• _Exercise data_
▼

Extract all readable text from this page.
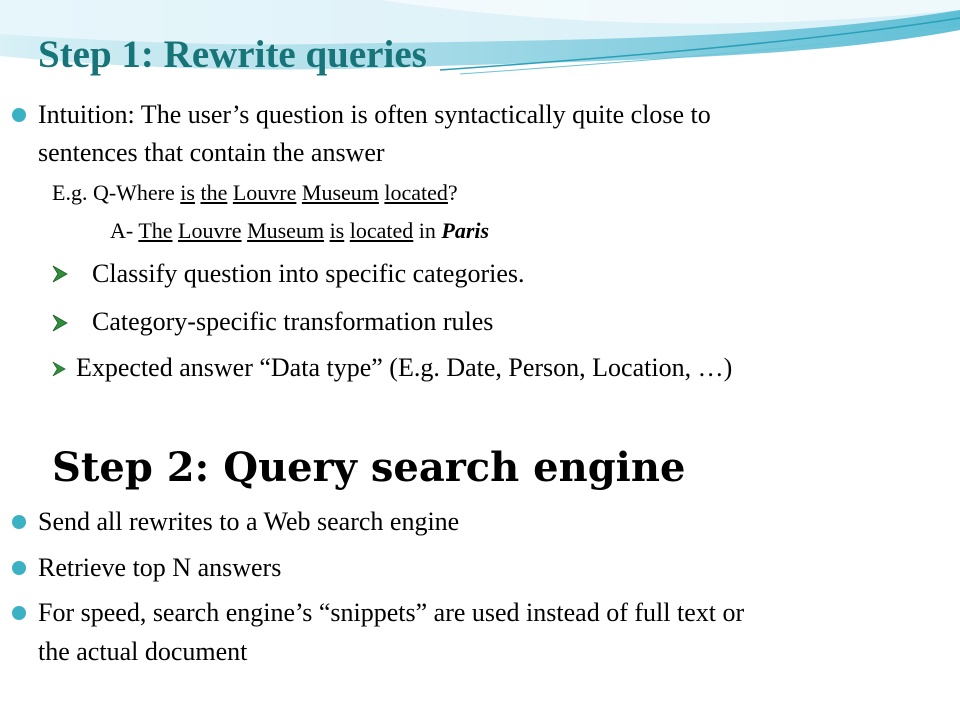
Step 1: Rewrite queries
Intuition: The user’s question is often syntactically quite close to
sentences that contain the answer
E.g. Q-Where is the Louvre Museum located?
A- The Louvre Museum is located in Paris
Classify question into specific categories.
Category-specific transformation rules
Expected answer “Data type” (E.g. Date, Person, Location, …)
Step 2: Query search engine
Send all rewrites to a Web search engine
Retrieve top N answers
For speed, search engine’s “snippets” are used instead of full text or
the actual document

▲

• _Goal_
All the records above need to be given again word for word. Skip the pictures.

• _Solution to the problem_
Extract all readable text from this page.
Step 1: Rewrite queries
Intuition: The user’s question is often syntactically quite close to
sentences that contain the answer
E.g. Q-Where is the Louvre Museum located?
A- The Louvre Museum is located in Paris
Classify question into specific categories.
Category-specific transformation rules
Expected answer “Data type” (E.g. Date, Person, Location, …)
Step 2: Query search engine
Send all rewrites to a Web search engine
Retrieve top N answers
For speed, search engine’s “snippets” are used instead of full text or
the actual document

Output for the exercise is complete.